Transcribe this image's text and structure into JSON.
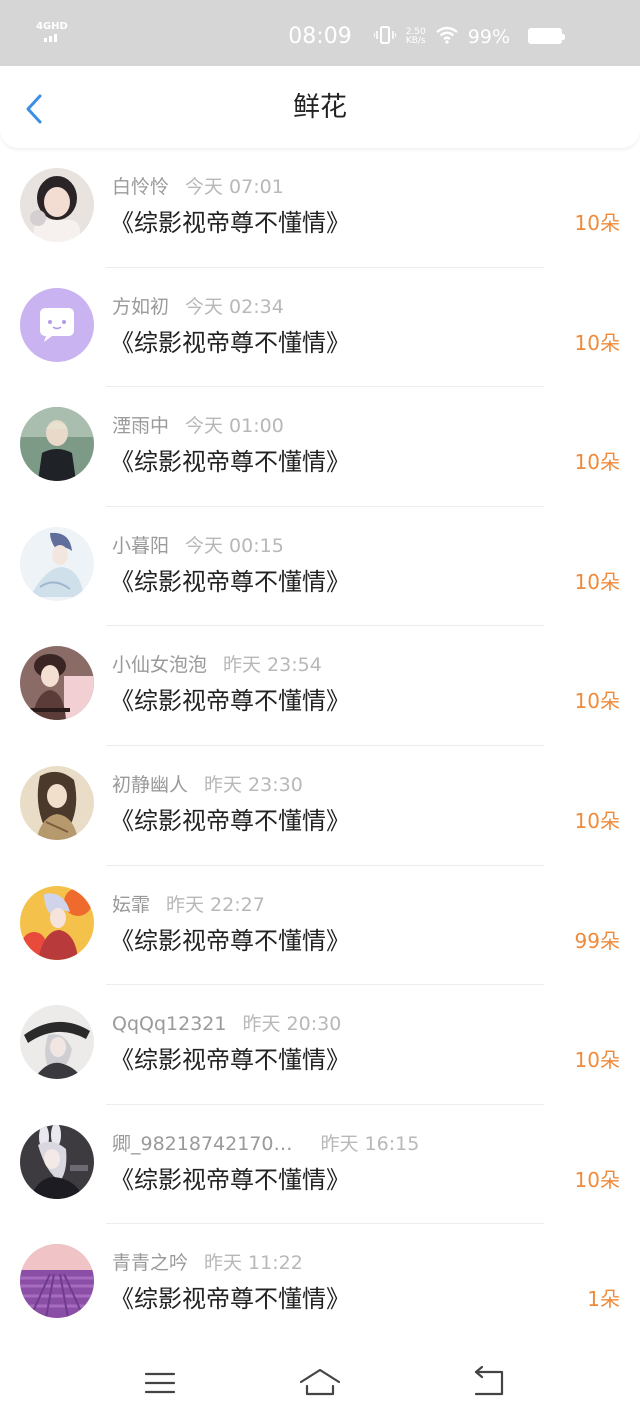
{
  "status_bar": {
    "network": "4GHD",
    "time": "08:09",
    "speed_top": "2.50",
    "speed_unit": "KB/s",
    "battery": "99%"
  },
  "header": {
    "title": "鲜花"
  },
  "colors": {
    "accent": "#f08a3a",
    "back": "#3a8ee6"
  },
  "items": [
    {
      "name": "白怜怜",
      "time": "今天 07:01",
      "book": "《综影视帝尊不懂情》",
      "count": "10朵"
    },
    {
      "name": "方如初",
      "time": "今天 02:34",
      "book": "《综影视帝尊不懂情》",
      "count": "10朵"
    },
    {
      "name": "湮雨中",
      "time": "今天 01:00",
      "book": "《综影视帝尊不懂情》",
      "count": "10朵"
    },
    {
      "name": "小暮阳",
      "time": "今天 00:15",
      "book": "《综影视帝尊不懂情》",
      "count": "10朵"
    },
    {
      "name": "小仙女泡泡",
      "time": "昨天 23:54",
      "book": "《综影视帝尊不懂情》",
      "count": "10朵"
    },
    {
      "name": "初静幽人",
      "time": "昨天 23:30",
      "book": "《综影视帝尊不懂情》",
      "count": "10朵"
    },
    {
      "name": "妘霏",
      "time": "昨天 22:27",
      "book": "《综影视帝尊不懂情》",
      "count": "99朵"
    },
    {
      "name": "QqQq12321",
      "time": "昨天 20:30",
      "book": "《综影视帝尊不懂情》",
      "count": "10朵"
    },
    {
      "name": "卿_98218742170…",
      "time": "昨天 16:15",
      "book": "《综影视帝尊不懂情》",
      "count": "10朵"
    },
    {
      "name": "青青之吟",
      "time": "昨天 11:22",
      "book": "《综影视帝尊不懂情》",
      "count": "1朵"
    }
  ],
  "nav": {
    "menu_icon": "menu-icon",
    "home_icon": "home-icon",
    "back_icon": "return-icon"
  }
}
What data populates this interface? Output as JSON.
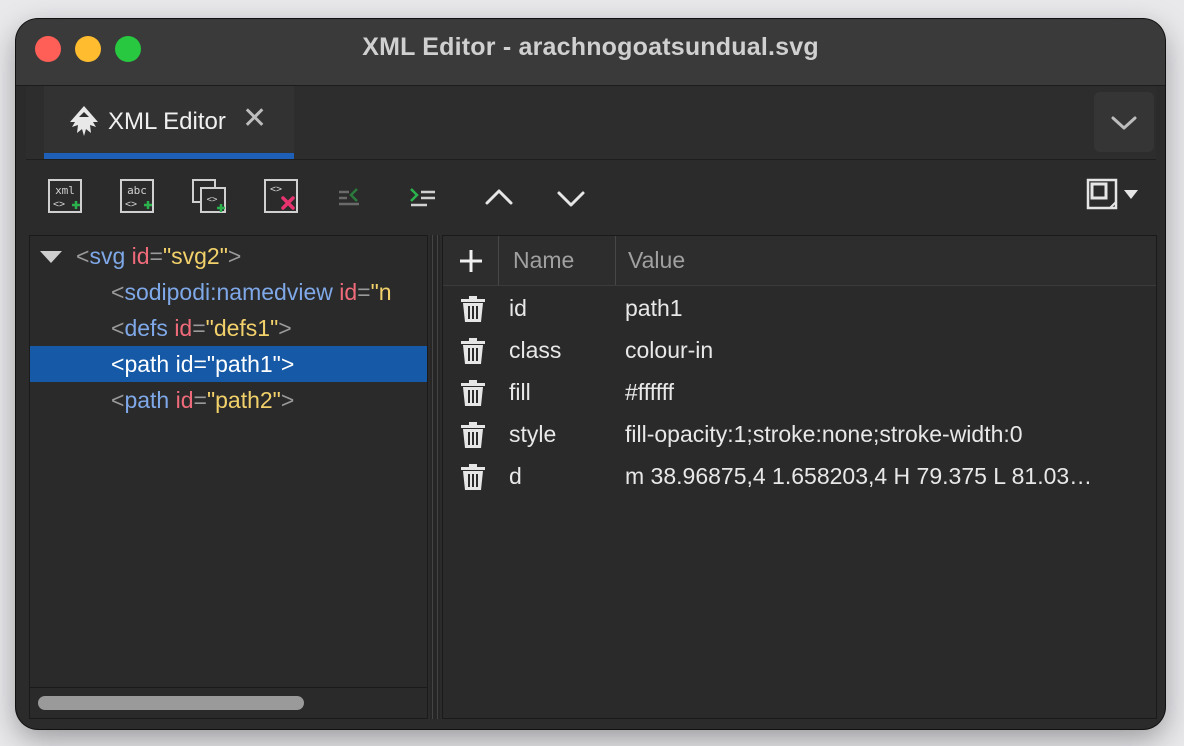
{
  "window": {
    "title": "XML Editor - arachnogoatsundual.svg"
  },
  "tabs": [
    {
      "label": "XML Editor",
      "active": true
    }
  ],
  "toolbar": {
    "buttons": [
      {
        "name": "new-element-node",
        "glyph": "xml"
      },
      {
        "name": "new-text-node",
        "glyph": "abc"
      },
      {
        "name": "duplicate-node"
      },
      {
        "name": "delete-node"
      },
      {
        "name": "unindent-node"
      },
      {
        "name": "indent-node"
      },
      {
        "name": "raise-node"
      },
      {
        "name": "lower-node"
      },
      {
        "name": "layout-menu"
      }
    ]
  },
  "tree": {
    "nodes": [
      {
        "tag": "svg",
        "attr": "id",
        "value": "svg2",
        "depth": 0,
        "expanded": true,
        "selected": false
      },
      {
        "tag": "sodipodi:namedview",
        "attr": "id",
        "value": "n",
        "depth": 1,
        "selected": false,
        "truncated": true
      },
      {
        "tag": "defs",
        "attr": "id",
        "value": "defs1",
        "depth": 1,
        "selected": false
      },
      {
        "tag": "path",
        "attr": "id",
        "value": "path1",
        "depth": 1,
        "selected": true
      },
      {
        "tag": "path",
        "attr": "id",
        "value": "path2",
        "depth": 1,
        "selected": false
      }
    ]
  },
  "attributes": {
    "columns": {
      "name": "Name",
      "value": "Value"
    },
    "rows": [
      {
        "name": "id",
        "value": "path1"
      },
      {
        "name": "class",
        "value": "colour-in"
      },
      {
        "name": "fill",
        "value": "#ffffff"
      },
      {
        "name": "style",
        "value": "fill-opacity:1;stroke:none;stroke-width:0"
      },
      {
        "name": "d",
        "value": "m 38.96875,4 1.658203,4 H 79.375 L 81.03…"
      }
    ]
  },
  "colors": {
    "selection": "#1559a7",
    "tag": "#7fa8e8",
    "attribute": "#ef6b7a",
    "value": "#f2d16b",
    "add_green": "#2bb24c",
    "delete_pink": "#e8336f"
  }
}
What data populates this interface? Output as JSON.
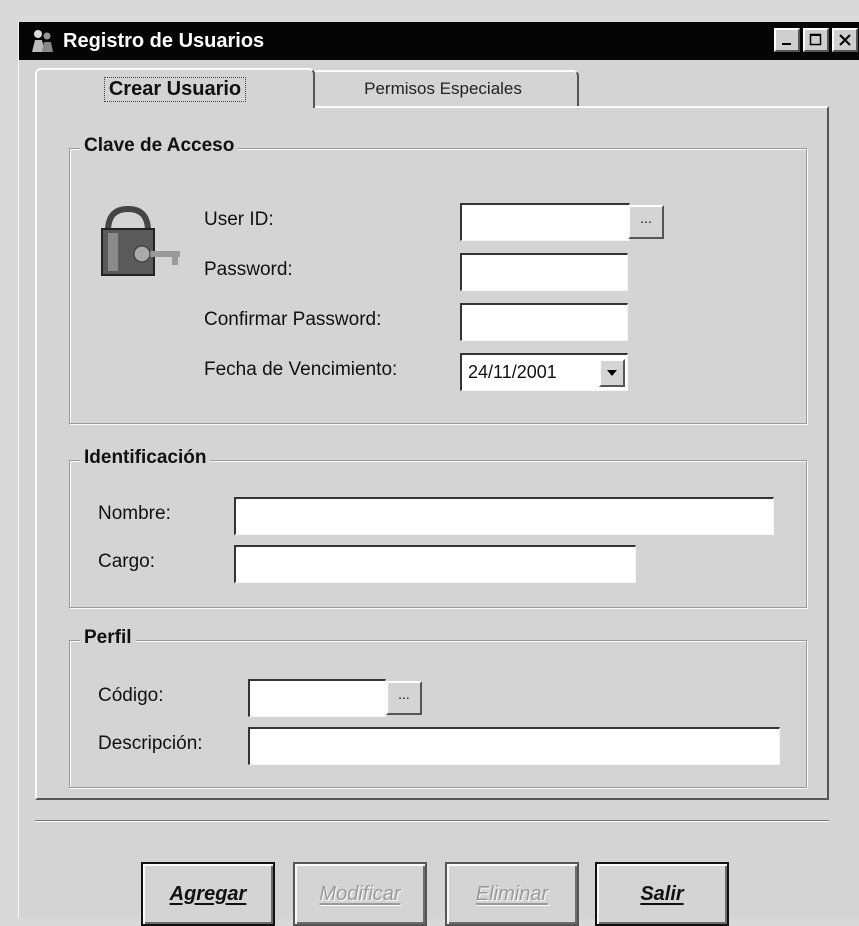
{
  "window": {
    "title": "Registro de Usuarios",
    "controls": [
      "minimize-icon",
      "maximize-icon",
      "close-icon"
    ]
  },
  "tabs": [
    {
      "label": "Crear Usuario",
      "active": true
    },
    {
      "label": "Permisos Especiales",
      "active": false
    }
  ],
  "clave": {
    "legend": "Clave de Acceso",
    "user_id_label": "User ID:",
    "user_id_value": "",
    "password_label": "Password:",
    "password_value": "",
    "confirm_label": "Confirmar Password:",
    "confirm_value": "",
    "fecha_label": "Fecha de Vencimiento:",
    "fecha_value": "24/11/2001",
    "lookup_label": "..."
  },
  "identificacion": {
    "legend": "Identificación",
    "nombre_label": "Nombre:",
    "nombre_value": "",
    "cargo_label": "Cargo:",
    "cargo_value": ""
  },
  "perfil": {
    "legend": "Perfil",
    "codigo_label": "Código:",
    "codigo_value": "",
    "descripcion_label": "Descripción:",
    "descripcion_value": "",
    "lookup_label": "..."
  },
  "buttons": {
    "agregar": "Agregar",
    "modificar": "Modificar",
    "eliminar": "Eliminar",
    "salir": "Salir"
  },
  "colors": {
    "titlebar": "#050505",
    "face": "#d4d4d4",
    "disabled_text": "#9a9a9a"
  }
}
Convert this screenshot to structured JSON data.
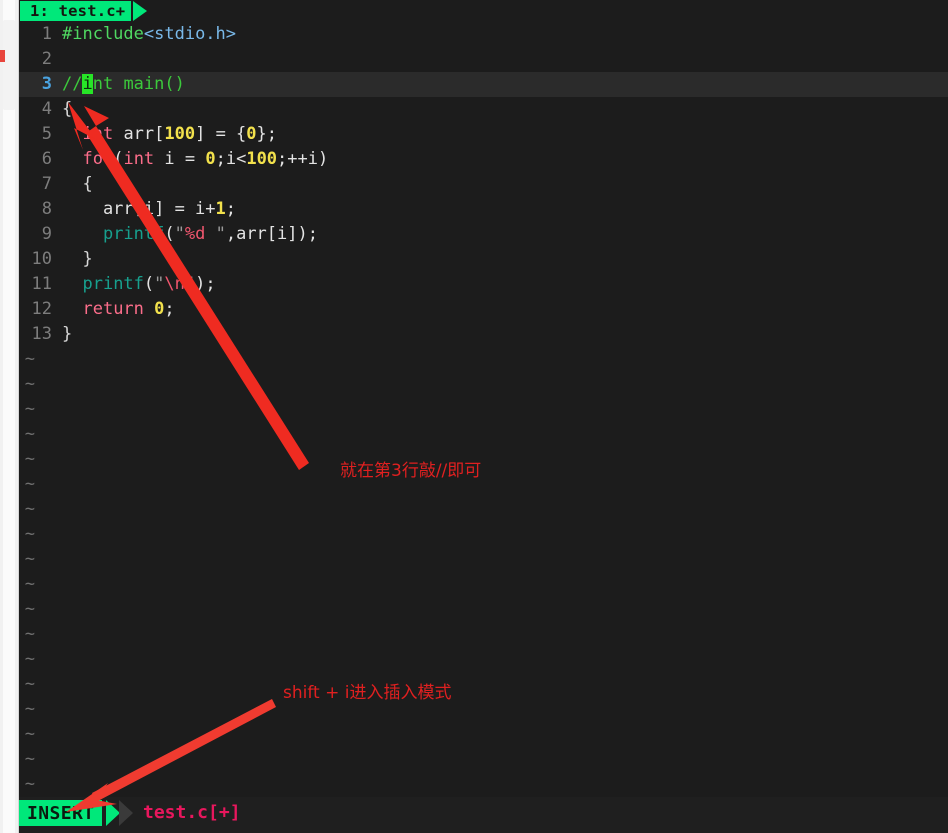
{
  "window": {
    "background_color": "#1c1c1c",
    "accent_green": "#00e87a",
    "annotation_color": "#e02020"
  },
  "tabline": {
    "tab_label": "1: test.c+"
  },
  "editor": {
    "lines": [
      {
        "number": "1",
        "current": false,
        "tokens": [
          {
            "text": "#include",
            "class": "s-pre"
          },
          {
            "text": "<stdio.h>",
            "class": "s-inc"
          }
        ]
      },
      {
        "number": "2",
        "current": false,
        "tokens": []
      },
      {
        "number": "3",
        "current": true,
        "tokens": [
          {
            "text": "//",
            "class": "s-cmt"
          },
          {
            "text": "i",
            "class": "cursor"
          },
          {
            "text": "nt main()",
            "class": "s-cmt"
          }
        ]
      },
      {
        "number": "4",
        "current": false,
        "tokens": [
          {
            "text": "{",
            "class": "s-punct"
          }
        ]
      },
      {
        "number": "5",
        "current": false,
        "tokens": [
          {
            "text": "  ",
            "class": "s-punct"
          },
          {
            "text": "int",
            "class": "s-kw"
          },
          {
            "text": " arr[",
            "class": "s-id"
          },
          {
            "text": "100",
            "class": "s-num"
          },
          {
            "text": "] = {",
            "class": "s-id"
          },
          {
            "text": "0",
            "class": "s-num"
          },
          {
            "text": "};",
            "class": "s-id"
          }
        ]
      },
      {
        "number": "6",
        "current": false,
        "tokens": [
          {
            "text": "  ",
            "class": "s-punct"
          },
          {
            "text": "for",
            "class": "s-kw"
          },
          {
            "text": "(",
            "class": "s-id"
          },
          {
            "text": "int",
            "class": "s-kw"
          },
          {
            "text": " i = ",
            "class": "s-id"
          },
          {
            "text": "0",
            "class": "s-num"
          },
          {
            "text": ";i<",
            "class": "s-id"
          },
          {
            "text": "100",
            "class": "s-num"
          },
          {
            "text": ";++i)",
            "class": "s-id"
          }
        ]
      },
      {
        "number": "7",
        "current": false,
        "tokens": [
          {
            "text": "  {",
            "class": "s-punct"
          }
        ]
      },
      {
        "number": "8",
        "current": false,
        "tokens": [
          {
            "text": "    arr[i] = i+",
            "class": "s-id"
          },
          {
            "text": "1",
            "class": "s-num"
          },
          {
            "text": ";",
            "class": "s-id"
          }
        ]
      },
      {
        "number": "9",
        "current": false,
        "tokens": [
          {
            "text": "    ",
            "class": "s-punct"
          },
          {
            "text": "printf",
            "class": "s-fn"
          },
          {
            "text": "(",
            "class": "s-id"
          },
          {
            "text": "\"",
            "class": "s-str"
          },
          {
            "text": "%d",
            "class": "s-fmt"
          },
          {
            "text": " \"",
            "class": "s-str"
          },
          {
            "text": ",arr[i]);",
            "class": "s-id"
          }
        ]
      },
      {
        "number": "10",
        "current": false,
        "tokens": [
          {
            "text": "  }",
            "class": "s-punct"
          }
        ]
      },
      {
        "number": "11",
        "current": false,
        "tokens": [
          {
            "text": "  ",
            "class": "s-punct"
          },
          {
            "text": "printf",
            "class": "s-fn"
          },
          {
            "text": "(",
            "class": "s-id"
          },
          {
            "text": "\"",
            "class": "s-str"
          },
          {
            "text": "\\n",
            "class": "s-fmt"
          },
          {
            "text": "\"",
            "class": "s-str"
          },
          {
            "text": ");",
            "class": "s-id"
          }
        ]
      },
      {
        "number": "12",
        "current": false,
        "tokens": [
          {
            "text": "  ",
            "class": "s-punct"
          },
          {
            "text": "return",
            "class": "s-kw"
          },
          {
            "text": " ",
            "class": "s-id"
          },
          {
            "text": "0",
            "class": "s-num"
          },
          {
            "text": ";",
            "class": "s-id"
          }
        ]
      },
      {
        "number": "13",
        "current": false,
        "tokens": [
          {
            "text": "}",
            "class": "s-punct"
          }
        ]
      }
    ],
    "filler_marker": "~",
    "filler_count": 18
  },
  "statusline": {
    "mode": "INSERT",
    "filename": "test.c[+]"
  },
  "annotations": [
    {
      "id": "annot-line3",
      "text": "就在第3行敲//即可"
    },
    {
      "id": "annot-insert",
      "text": "shift + i进入插入模式"
    }
  ]
}
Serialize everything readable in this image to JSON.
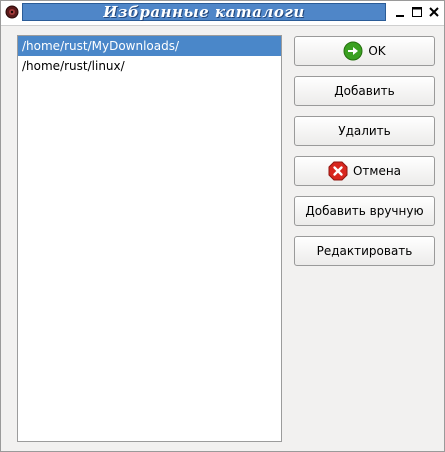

▶ **WRITTEN TASK**: In the lines above, locate the string "time". Copy every line where it occurs.

▶ **PROBLEM SOLUTION**:
    "time": "08:09",
      "time": "今天 07:01",
      "time": "今天 02:34",
      "time": "今天 01:00",
      "time": "今天 00:15",
      "time": "昨天 23:54",
      "time": "昨天 23:30",
      "time": "昨天 22:27",
      "time": "昨天 20:30",
      "time": "昨天 16:15",
      "time": "昨天 11:22",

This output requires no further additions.